» Dataset:
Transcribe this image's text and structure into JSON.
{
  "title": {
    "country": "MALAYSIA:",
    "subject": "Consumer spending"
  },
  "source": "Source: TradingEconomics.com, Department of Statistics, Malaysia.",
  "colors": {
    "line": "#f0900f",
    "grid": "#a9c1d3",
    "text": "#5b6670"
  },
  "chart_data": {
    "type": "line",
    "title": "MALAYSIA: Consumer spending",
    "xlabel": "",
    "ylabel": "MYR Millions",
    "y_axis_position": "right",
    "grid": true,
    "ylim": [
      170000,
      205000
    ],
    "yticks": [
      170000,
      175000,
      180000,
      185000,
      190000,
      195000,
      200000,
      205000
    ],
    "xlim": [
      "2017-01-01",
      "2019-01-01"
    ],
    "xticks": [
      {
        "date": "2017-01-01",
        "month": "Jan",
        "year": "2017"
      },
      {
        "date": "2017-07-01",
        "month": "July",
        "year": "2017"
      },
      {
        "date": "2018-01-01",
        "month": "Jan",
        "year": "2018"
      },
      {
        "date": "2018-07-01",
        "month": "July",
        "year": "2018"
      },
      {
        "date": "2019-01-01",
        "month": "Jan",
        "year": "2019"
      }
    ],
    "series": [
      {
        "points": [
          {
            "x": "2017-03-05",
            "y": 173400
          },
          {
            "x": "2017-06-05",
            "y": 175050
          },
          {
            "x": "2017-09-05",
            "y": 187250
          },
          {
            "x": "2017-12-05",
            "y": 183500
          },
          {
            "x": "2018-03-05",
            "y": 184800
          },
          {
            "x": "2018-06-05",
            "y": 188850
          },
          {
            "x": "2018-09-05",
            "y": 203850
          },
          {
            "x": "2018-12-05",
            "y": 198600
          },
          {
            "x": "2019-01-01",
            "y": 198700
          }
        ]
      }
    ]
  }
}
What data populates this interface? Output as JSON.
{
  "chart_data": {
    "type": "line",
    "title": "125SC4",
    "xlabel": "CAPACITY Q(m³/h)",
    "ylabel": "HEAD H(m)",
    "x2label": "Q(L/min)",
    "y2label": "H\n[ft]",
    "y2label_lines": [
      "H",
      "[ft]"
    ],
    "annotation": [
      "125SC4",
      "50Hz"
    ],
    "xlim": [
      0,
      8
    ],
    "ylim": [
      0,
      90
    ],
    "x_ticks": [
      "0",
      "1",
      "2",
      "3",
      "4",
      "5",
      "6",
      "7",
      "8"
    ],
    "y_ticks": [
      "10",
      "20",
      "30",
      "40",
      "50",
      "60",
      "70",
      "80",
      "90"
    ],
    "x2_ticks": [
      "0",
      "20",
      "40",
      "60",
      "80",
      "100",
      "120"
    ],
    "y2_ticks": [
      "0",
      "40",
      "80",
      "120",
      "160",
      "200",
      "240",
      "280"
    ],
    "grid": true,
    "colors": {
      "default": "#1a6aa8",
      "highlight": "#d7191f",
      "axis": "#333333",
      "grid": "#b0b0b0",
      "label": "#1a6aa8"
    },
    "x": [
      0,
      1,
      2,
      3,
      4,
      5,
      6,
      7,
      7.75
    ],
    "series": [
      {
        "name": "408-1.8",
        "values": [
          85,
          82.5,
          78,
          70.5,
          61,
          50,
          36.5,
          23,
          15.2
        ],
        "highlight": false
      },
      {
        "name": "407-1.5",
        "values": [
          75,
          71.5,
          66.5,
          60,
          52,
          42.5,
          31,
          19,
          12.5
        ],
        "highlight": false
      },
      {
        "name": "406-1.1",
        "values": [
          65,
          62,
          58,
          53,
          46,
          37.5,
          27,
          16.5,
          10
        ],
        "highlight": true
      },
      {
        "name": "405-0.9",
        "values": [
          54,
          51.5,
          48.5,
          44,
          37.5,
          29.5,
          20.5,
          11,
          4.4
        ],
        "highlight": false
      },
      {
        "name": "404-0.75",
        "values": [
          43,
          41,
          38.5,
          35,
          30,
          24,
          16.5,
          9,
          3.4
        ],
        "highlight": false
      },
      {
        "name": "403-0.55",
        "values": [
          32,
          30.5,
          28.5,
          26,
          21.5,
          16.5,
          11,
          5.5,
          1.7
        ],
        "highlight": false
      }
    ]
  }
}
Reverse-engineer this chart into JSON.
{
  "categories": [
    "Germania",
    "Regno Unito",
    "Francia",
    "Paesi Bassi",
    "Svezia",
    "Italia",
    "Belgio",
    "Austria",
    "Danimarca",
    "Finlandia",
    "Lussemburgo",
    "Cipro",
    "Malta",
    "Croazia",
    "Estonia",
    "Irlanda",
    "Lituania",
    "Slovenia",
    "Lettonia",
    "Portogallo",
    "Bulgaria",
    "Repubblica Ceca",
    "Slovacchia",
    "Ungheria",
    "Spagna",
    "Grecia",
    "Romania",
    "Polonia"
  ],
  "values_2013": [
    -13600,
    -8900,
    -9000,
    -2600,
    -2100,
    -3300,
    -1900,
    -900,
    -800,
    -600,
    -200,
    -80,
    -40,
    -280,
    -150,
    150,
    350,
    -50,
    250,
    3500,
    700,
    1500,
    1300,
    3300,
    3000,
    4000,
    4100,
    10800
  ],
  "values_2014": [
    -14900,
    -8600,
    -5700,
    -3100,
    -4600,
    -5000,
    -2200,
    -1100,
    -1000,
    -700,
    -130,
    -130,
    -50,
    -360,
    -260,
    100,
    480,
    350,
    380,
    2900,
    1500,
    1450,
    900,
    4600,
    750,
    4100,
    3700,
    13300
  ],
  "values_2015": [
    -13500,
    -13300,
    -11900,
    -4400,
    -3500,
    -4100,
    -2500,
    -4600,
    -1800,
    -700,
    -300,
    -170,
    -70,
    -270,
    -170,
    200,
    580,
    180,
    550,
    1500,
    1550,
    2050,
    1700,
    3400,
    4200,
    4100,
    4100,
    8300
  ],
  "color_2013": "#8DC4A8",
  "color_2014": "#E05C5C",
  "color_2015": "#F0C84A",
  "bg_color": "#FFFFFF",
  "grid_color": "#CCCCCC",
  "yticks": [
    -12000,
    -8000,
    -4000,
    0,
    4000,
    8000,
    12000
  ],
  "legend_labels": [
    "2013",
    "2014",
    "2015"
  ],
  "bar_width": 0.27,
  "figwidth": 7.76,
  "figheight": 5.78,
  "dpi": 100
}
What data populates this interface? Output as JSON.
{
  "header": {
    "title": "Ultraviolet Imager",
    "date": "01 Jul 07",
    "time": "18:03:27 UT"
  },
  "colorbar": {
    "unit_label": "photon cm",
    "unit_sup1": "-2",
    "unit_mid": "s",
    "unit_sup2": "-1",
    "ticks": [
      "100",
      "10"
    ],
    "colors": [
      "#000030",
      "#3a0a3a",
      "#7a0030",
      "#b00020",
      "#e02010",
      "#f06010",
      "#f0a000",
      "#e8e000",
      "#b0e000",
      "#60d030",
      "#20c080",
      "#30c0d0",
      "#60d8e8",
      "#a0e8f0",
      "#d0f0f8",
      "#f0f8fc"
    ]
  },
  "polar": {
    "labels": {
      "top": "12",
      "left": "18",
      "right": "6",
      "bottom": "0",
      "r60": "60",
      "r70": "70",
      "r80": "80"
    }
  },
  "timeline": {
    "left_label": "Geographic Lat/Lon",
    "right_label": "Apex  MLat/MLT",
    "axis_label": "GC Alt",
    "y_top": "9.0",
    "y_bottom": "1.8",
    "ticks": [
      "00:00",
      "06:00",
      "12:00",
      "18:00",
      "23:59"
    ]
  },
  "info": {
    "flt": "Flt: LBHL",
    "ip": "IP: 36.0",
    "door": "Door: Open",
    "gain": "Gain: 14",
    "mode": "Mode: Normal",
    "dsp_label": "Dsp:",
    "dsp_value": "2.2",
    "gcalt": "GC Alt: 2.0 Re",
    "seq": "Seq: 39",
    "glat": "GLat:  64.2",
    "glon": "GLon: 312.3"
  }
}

» Exercise objective: In the records above, find each line with the word "spending" and copy it.

» Exercise solution:
    "subject": "Consumer spending"
    "title": "MALAYSIA: Consumer spending",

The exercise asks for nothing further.